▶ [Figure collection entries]
- - -
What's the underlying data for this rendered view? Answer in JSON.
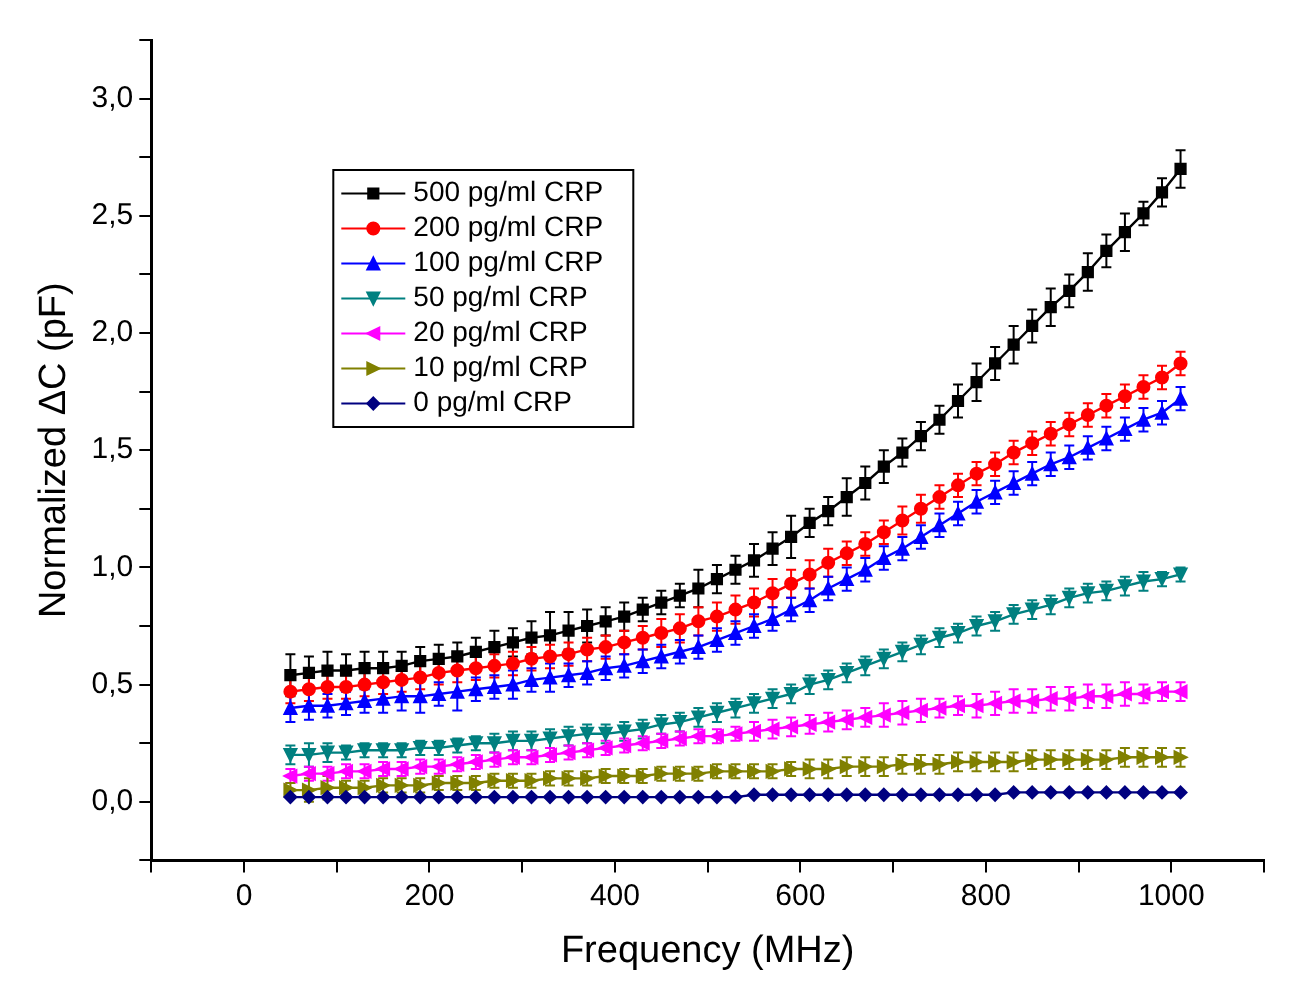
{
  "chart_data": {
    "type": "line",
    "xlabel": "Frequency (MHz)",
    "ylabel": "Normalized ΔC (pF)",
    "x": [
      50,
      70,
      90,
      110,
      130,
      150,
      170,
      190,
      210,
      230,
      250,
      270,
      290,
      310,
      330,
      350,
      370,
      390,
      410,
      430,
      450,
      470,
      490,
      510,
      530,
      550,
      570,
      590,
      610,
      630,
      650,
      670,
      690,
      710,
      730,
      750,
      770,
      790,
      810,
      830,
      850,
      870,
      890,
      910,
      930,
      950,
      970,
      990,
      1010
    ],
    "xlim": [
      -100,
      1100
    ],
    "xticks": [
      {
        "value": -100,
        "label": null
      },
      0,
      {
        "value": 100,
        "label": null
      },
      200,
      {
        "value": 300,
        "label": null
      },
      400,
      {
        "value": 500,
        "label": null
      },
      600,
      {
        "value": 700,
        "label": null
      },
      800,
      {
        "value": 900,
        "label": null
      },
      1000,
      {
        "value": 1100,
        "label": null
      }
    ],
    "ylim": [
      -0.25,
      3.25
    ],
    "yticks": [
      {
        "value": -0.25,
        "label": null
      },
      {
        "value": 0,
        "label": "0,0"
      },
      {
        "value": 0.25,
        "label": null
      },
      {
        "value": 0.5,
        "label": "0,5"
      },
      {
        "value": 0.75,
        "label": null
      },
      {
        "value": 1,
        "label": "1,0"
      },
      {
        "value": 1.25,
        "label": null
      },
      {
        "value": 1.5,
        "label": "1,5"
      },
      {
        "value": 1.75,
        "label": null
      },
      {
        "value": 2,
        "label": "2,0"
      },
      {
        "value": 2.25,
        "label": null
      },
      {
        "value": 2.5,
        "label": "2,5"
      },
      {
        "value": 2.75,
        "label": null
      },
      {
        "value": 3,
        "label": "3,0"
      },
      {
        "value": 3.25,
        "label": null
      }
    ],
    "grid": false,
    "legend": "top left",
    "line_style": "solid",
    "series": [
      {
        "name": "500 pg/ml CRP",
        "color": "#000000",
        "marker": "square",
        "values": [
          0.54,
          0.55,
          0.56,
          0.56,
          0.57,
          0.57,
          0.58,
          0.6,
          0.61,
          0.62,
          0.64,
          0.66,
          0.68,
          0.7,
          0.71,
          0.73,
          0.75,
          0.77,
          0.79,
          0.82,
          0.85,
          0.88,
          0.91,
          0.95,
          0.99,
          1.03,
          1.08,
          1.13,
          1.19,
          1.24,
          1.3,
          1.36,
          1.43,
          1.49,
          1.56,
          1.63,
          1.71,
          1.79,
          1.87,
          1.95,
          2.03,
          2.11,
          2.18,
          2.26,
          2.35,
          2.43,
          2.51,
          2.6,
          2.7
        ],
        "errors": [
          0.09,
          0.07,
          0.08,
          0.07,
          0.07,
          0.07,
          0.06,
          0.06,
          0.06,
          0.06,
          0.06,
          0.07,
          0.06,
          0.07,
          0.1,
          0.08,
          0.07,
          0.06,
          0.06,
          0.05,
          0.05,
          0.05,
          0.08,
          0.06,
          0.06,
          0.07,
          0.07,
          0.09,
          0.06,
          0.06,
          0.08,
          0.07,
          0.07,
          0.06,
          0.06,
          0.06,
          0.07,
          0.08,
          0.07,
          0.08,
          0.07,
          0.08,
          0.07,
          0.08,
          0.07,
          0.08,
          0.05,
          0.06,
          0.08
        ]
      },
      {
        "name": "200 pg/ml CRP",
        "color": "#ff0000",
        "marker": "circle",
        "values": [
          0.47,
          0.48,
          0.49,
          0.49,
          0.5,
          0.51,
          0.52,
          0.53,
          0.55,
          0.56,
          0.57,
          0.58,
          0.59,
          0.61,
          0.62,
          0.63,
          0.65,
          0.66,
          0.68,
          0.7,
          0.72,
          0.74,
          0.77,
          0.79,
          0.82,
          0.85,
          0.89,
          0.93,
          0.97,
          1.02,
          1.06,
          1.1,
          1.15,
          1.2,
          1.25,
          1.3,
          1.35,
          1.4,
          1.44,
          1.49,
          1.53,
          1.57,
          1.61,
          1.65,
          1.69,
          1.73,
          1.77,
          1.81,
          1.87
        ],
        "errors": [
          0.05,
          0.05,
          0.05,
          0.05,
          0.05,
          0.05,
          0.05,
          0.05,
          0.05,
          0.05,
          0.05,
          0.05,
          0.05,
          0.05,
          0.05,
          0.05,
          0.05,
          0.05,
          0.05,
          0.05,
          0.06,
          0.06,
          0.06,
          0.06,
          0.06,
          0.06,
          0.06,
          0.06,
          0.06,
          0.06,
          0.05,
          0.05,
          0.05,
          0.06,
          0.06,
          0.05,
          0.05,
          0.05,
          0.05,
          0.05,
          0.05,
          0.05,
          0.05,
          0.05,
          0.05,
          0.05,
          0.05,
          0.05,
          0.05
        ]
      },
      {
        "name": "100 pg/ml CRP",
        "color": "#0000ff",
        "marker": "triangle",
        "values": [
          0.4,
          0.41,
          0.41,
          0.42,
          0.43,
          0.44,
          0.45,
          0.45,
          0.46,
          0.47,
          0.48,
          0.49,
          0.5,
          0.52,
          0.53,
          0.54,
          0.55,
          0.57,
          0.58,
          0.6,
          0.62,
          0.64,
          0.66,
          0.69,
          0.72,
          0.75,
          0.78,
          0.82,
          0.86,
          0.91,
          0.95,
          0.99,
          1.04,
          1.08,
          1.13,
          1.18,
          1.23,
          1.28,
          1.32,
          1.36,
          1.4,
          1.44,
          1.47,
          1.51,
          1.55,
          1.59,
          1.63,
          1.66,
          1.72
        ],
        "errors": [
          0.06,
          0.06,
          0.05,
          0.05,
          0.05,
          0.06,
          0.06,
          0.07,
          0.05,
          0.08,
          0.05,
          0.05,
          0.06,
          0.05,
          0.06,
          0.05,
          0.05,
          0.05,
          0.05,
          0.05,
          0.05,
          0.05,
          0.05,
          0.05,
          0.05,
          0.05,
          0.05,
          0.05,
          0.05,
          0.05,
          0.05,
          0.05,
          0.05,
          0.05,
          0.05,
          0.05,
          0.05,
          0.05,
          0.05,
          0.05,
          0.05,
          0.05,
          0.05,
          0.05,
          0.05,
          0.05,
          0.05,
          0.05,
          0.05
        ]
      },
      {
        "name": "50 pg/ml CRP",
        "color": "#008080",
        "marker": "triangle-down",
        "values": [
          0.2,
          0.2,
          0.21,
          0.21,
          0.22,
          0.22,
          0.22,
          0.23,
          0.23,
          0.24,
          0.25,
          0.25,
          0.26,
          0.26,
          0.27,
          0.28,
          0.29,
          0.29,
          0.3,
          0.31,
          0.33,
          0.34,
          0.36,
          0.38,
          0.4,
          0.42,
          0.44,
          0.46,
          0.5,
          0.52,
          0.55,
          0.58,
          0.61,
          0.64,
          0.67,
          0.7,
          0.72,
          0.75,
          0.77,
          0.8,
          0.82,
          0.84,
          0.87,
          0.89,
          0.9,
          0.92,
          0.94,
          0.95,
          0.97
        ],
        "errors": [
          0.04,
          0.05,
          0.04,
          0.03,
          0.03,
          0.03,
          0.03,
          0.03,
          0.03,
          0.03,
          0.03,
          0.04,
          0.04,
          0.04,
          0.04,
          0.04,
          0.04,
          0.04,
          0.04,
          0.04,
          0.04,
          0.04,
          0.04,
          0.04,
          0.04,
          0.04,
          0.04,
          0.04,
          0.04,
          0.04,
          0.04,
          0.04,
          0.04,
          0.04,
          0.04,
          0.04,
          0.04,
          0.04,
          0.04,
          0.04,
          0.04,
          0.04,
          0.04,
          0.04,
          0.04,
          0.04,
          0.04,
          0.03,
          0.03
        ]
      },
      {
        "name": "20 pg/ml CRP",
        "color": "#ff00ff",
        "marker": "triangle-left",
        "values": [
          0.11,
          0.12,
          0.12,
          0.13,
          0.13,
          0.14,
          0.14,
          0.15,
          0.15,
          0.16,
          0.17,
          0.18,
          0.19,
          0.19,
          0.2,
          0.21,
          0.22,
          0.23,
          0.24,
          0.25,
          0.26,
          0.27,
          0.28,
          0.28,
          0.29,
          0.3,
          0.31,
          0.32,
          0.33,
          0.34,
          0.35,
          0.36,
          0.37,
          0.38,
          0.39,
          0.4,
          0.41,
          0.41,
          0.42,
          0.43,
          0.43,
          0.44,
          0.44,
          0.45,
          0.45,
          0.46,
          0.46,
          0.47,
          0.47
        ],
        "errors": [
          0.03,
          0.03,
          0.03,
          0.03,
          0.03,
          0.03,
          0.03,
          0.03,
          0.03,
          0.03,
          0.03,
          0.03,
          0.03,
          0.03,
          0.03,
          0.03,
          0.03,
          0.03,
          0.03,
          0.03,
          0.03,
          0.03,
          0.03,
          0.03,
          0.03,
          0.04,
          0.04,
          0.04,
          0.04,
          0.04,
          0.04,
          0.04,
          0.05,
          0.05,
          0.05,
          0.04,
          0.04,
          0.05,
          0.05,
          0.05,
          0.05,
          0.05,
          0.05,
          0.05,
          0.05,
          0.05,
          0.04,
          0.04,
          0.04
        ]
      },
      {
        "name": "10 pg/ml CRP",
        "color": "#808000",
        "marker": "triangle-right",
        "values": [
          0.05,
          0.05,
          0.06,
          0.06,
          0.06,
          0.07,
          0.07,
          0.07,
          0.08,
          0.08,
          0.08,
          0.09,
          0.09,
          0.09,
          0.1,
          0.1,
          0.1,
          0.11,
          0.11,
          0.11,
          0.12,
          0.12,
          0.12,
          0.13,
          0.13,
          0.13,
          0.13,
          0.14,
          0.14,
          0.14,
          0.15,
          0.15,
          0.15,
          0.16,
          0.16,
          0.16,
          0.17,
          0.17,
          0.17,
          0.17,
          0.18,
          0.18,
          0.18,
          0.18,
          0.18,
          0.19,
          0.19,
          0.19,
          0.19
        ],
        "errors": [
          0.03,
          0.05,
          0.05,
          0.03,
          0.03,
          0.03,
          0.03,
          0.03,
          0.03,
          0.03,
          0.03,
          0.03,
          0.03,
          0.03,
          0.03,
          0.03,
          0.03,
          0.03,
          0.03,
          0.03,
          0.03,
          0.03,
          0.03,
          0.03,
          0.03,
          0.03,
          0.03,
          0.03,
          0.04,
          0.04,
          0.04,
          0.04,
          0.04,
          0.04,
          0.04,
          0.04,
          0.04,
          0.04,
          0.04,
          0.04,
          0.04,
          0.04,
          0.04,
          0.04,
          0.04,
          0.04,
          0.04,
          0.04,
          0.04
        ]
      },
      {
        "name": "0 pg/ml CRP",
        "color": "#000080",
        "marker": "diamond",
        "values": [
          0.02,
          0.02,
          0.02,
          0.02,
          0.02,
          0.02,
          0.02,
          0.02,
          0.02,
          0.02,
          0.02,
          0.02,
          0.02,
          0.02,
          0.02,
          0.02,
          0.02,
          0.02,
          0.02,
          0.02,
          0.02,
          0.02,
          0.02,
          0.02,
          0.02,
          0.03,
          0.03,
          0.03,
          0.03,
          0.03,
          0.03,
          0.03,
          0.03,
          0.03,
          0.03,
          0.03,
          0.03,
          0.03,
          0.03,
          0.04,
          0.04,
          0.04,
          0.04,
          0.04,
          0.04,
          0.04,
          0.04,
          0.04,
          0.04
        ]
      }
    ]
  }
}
- - -
▶ [WHAT TO PRODUCE]
Gather each line of the listing containing the word "name" and show it.

▶ [FINISHED TASK]
        "name": "500 pg/ml CRP",
        "name": "200 pg/ml CRP",
        "name": "100 pg/ml CRP",
        "name": "50 pg/ml CRP",
        "name": "20 pg/ml CRP",
        "name": "10 pg/ml CRP",
        "name": "0 pg/ml CRP",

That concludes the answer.